Data tied to figure images
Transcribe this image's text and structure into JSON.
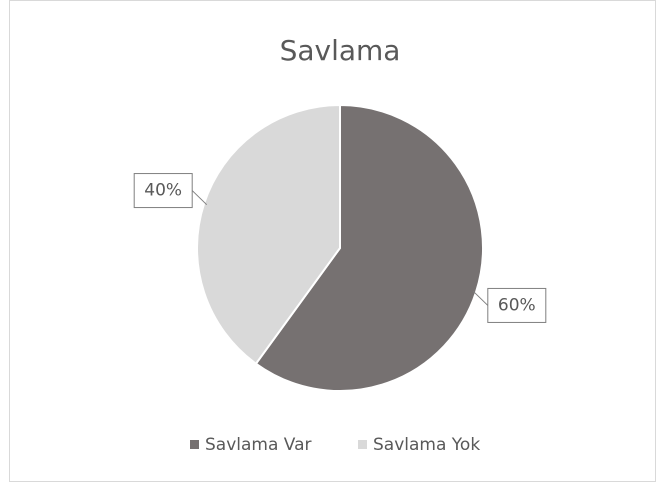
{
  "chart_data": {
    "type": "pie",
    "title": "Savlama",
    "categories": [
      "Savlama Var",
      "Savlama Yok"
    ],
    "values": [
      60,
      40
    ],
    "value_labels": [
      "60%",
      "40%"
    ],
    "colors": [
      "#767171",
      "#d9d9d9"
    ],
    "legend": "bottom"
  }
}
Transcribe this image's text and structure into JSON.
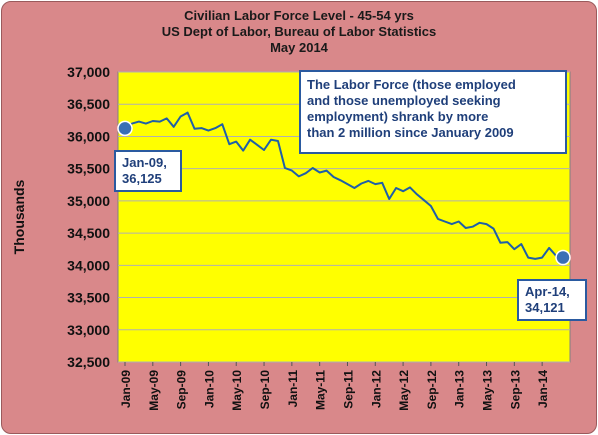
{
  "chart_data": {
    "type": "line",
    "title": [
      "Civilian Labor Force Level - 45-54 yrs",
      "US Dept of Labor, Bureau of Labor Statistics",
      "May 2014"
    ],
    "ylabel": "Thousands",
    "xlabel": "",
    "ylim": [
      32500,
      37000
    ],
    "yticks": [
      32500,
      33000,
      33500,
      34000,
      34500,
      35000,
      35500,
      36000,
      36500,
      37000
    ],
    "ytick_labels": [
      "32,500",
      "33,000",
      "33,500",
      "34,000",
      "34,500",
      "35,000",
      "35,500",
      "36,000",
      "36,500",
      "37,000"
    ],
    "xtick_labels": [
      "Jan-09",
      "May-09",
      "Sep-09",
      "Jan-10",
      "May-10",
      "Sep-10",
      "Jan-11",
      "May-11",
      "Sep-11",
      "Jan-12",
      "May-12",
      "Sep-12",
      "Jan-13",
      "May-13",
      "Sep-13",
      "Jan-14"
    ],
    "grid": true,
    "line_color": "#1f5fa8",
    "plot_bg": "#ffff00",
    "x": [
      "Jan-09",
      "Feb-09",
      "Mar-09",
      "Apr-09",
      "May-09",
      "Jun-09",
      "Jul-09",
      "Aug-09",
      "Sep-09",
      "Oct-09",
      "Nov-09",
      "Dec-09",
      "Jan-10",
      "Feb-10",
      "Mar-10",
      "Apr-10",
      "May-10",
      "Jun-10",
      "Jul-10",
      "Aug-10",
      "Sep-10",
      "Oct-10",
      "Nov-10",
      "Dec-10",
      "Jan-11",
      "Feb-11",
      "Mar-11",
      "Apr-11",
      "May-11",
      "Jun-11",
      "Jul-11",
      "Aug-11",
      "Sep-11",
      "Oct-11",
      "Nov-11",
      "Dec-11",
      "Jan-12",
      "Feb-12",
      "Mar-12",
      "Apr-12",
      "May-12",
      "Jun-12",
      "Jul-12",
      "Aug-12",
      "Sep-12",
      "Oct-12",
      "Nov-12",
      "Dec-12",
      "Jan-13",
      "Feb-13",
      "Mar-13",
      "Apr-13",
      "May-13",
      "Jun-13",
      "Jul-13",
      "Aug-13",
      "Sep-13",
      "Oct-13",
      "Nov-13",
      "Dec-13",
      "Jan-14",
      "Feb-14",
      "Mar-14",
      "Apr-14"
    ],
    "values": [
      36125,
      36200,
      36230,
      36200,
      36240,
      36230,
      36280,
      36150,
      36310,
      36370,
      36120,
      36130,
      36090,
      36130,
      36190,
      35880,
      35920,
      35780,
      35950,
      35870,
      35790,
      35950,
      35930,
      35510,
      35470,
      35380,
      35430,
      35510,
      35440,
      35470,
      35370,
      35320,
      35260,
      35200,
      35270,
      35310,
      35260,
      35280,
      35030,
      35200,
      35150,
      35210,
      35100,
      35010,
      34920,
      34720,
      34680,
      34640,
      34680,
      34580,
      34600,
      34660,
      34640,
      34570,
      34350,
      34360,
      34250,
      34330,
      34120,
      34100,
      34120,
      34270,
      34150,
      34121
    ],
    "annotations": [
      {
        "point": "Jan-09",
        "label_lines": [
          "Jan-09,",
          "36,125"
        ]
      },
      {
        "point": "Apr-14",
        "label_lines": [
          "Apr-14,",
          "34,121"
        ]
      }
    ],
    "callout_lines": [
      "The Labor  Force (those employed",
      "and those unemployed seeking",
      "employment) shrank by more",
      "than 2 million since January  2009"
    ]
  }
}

WHAT IS NEEDED -
From the data above, gather every line that includes the word "those".

ANSWER BELOW -
      "The Labor  Force (those employed",
      "and those unemployed seeking",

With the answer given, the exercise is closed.